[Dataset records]
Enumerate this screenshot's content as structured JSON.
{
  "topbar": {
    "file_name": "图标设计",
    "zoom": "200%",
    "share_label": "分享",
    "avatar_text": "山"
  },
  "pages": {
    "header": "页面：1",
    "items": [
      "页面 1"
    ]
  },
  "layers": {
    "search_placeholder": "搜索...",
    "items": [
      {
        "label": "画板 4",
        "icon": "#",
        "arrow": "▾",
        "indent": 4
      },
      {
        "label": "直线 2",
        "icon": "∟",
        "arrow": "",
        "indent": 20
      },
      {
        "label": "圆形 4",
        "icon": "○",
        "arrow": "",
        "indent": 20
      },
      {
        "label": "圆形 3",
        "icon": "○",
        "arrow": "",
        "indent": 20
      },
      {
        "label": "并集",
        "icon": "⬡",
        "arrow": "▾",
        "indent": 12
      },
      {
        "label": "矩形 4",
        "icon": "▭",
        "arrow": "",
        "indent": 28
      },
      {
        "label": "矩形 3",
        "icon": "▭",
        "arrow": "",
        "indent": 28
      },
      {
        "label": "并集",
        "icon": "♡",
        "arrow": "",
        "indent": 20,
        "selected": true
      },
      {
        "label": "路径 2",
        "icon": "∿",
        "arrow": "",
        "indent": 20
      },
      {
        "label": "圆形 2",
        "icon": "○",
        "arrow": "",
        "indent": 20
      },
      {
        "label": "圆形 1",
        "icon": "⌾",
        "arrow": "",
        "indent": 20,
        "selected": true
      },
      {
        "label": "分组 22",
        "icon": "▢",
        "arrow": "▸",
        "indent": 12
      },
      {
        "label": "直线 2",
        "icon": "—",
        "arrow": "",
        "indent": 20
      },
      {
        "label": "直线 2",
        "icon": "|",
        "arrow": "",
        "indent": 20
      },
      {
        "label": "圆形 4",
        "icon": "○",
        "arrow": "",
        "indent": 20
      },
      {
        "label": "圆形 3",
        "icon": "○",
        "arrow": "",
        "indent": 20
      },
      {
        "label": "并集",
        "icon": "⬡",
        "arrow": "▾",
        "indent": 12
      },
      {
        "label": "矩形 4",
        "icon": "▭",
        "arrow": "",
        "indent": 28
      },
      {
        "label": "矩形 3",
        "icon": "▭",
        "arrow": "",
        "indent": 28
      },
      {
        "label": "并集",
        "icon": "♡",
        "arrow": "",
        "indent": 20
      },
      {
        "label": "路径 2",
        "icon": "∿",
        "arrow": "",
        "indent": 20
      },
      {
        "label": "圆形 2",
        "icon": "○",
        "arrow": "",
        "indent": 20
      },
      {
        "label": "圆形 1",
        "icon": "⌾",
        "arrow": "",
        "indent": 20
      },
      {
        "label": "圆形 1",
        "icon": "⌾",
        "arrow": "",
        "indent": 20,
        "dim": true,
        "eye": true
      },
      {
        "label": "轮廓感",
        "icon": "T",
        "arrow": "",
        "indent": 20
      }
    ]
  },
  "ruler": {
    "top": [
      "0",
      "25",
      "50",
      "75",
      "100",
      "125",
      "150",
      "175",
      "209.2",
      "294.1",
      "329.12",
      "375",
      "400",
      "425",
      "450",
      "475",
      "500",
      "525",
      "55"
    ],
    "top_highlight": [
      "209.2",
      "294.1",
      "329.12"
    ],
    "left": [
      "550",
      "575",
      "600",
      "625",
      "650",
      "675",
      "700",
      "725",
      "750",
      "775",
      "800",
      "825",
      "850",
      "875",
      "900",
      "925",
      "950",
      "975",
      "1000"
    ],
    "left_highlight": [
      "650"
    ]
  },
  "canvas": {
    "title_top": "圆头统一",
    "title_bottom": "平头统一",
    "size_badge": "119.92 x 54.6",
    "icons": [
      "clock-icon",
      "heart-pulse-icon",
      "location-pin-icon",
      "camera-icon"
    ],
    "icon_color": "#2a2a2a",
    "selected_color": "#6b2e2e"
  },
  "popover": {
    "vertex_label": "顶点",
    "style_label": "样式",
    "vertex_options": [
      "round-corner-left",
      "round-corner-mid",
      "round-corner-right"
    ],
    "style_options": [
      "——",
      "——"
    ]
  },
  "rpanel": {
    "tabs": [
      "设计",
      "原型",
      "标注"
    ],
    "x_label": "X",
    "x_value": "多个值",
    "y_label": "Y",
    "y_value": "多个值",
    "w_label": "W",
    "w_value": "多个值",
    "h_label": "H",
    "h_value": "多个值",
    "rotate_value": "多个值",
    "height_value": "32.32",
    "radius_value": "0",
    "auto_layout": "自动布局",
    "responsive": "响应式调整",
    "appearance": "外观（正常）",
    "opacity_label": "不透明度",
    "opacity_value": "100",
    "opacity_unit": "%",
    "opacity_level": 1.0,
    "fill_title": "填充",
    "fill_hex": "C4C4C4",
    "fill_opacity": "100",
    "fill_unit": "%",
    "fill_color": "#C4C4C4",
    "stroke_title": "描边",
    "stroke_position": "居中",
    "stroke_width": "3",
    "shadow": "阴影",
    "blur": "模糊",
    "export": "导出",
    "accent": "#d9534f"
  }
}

### Exercise
Output all preceding records character for character.

### Result of this exercise
Enumerate this screenshot's content as structured JSON.
{
  "topbar": {
    "file_name": "图标设计",
    "zoom": "200%",
    "share_label": "分享",
    "avatar_text": "山"
  },
  "pages": {
    "header": "页面：1",
    "items": [
      "页面 1"
    ]
  },
  "layers": {
    "search_placeholder": "搜索...",
    "items": [
      {
        "label": "画板 4",
        "icon": "#",
        "arrow": "▾",
        "indent": 4
      },
      {
        "label": "直线 2",
        "icon": "∟",
        "arrow": "",
        "indent": 20
      },
      {
        "label": "圆形 4",
        "icon": "○",
        "arrow": "",
        "indent": 20
      },
      {
        "label": "圆形 3",
        "icon": "○",
        "arrow": "",
        "indent": 20
      },
      {
        "label": "并集",
        "icon": "⬡",
        "arrow": "▾",
        "indent": 12
      },
      {
        "label": "矩形 4",
        "icon": "▭",
        "arrow": "",
        "indent": 28
      },
      {
        "label": "矩形 3",
        "icon": "▭",
        "arrow": "",
        "indent": 28
      },
      {
        "label": "并集",
        "icon": "♡",
        "arrow": "",
        "indent": 20,
        "selected": true
      },
      {
        "label": "路径 2",
        "icon": "∿",
        "arrow": "",
        "indent": 20
      },
      {
        "label": "圆形 2",
        "icon": "○",
        "arrow": "",
        "indent": 20
      },
      {
        "label": "圆形 1",
        "icon": "⌾",
        "arrow": "",
        "indent": 20,
        "selected": true
      },
      {
        "label": "分组 22",
        "icon": "▢",
        "arrow": "▸",
        "indent": 12
      },
      {
        "label": "直线 2",
        "icon": "—",
        "arrow": "",
        "indent": 20
      },
      {
        "label": "直线 2",
        "icon": "|",
        "arrow": "",
        "indent": 20
      },
      {
        "label": "圆形 4",
        "icon": "○",
        "arrow": "",
        "indent": 20
      },
      {
        "label": "圆形 3",
        "icon": "○",
        "arrow": "",
        "indent": 20
      },
      {
        "label": "并集",
        "icon": "⬡",
        "arrow": "▾",
        "indent": 12
      },
      {
        "label": "矩形 4",
        "icon": "▭",
        "arrow": "",
        "indent": 28
      },
      {
        "label": "矩形 3",
        "icon": "▭",
        "arrow": "",
        "indent": 28
      },
      {
        "label": "并集",
        "icon": "♡",
        "arrow": "",
        "indent": 20
      },
      {
        "label": "路径 2",
        "icon": "∿",
        "arrow": "",
        "indent": 20
      },
      {
        "label": "圆形 2",
        "icon": "○",
        "arrow": "",
        "indent": 20
      },
      {
        "label": "圆形 1",
        "icon": "⌾",
        "arrow": "",
        "indent": 20
      },
      {
        "label": "圆形 1",
        "icon": "⌾",
        "arrow": "",
        "indent": 20,
        "dim": true,
        "eye": true
      },
      {
        "label": "轮廓感",
        "icon": "T",
        "arrow": "",
        "indent": 20
      }
    ]
  },
  "ruler": {
    "top": [
      "0",
      "25",
      "50",
      "75",
      "100",
      "125",
      "150",
      "175",
      "209.2",
      "294.1",
      "329.12",
      "375",
      "400",
      "425",
      "450",
      "475",
      "500",
      "525",
      "55"
    ],
    "top_highlight": [
      "209.2",
      "294.1",
      "329.12"
    ],
    "left": [
      "550",
      "575",
      "600",
      "625",
      "650",
      "675",
      "700",
      "725",
      "750",
      "775",
      "800",
      "825",
      "850",
      "875",
      "900",
      "925",
      "950",
      "975",
      "1000"
    ],
    "left_highlight": [
      "650"
    ]
  },
  "canvas": {
    "title_top": "圆头统一",
    "title_bottom": "平头统一",
    "size_badge": "119.92 x 54.6",
    "icons": [
      "clock-icon",
      "heart-pulse-icon",
      "location-pin-icon",
      "camera-icon"
    ],
    "icon_color": "#2a2a2a",
    "selected_color": "#6b2e2e"
  },
  "popover": {
    "vertex_label": "顶点",
    "style_label": "样式",
    "vertex_options": [
      "round-corner-left",
      "round-corner-mid",
      "round-corner-right"
    ],
    "style_options": [
      "——",
      "——"
    ]
  },
  "rpanel": {
    "tabs": [
      "设计",
      "原型",
      "标注"
    ],
    "x_label": "X",
    "x_value": "多个值",
    "y_label": "Y",
    "y_value": "多个值",
    "w_label": "W",
    "w_value": "多个值",
    "h_label": "H",
    "h_value": "多个值",
    "rotate_value": "多个值",
    "height_value": "32.32",
    "radius_value": "0",
    "auto_layout": "自动布局",
    "responsive": "响应式调整",
    "appearance": "外观（正常）",
    "opacity_label": "不透明度",
    "opacity_value": "100",
    "opacity_unit": "%",
    "opacity_level": 1.0,
    "fill_title": "填充",
    "fill_hex": "C4C4C4",
    "fill_opacity": "100",
    "fill_unit": "%",
    "fill_color": "#C4C4C4",
    "stroke_title": "描边",
    "stroke_position": "居中",
    "stroke_width": "3",
    "shadow": "阴影",
    "blur": "模糊",
    "export": "导出",
    "accent": "#d9534f"
  }
}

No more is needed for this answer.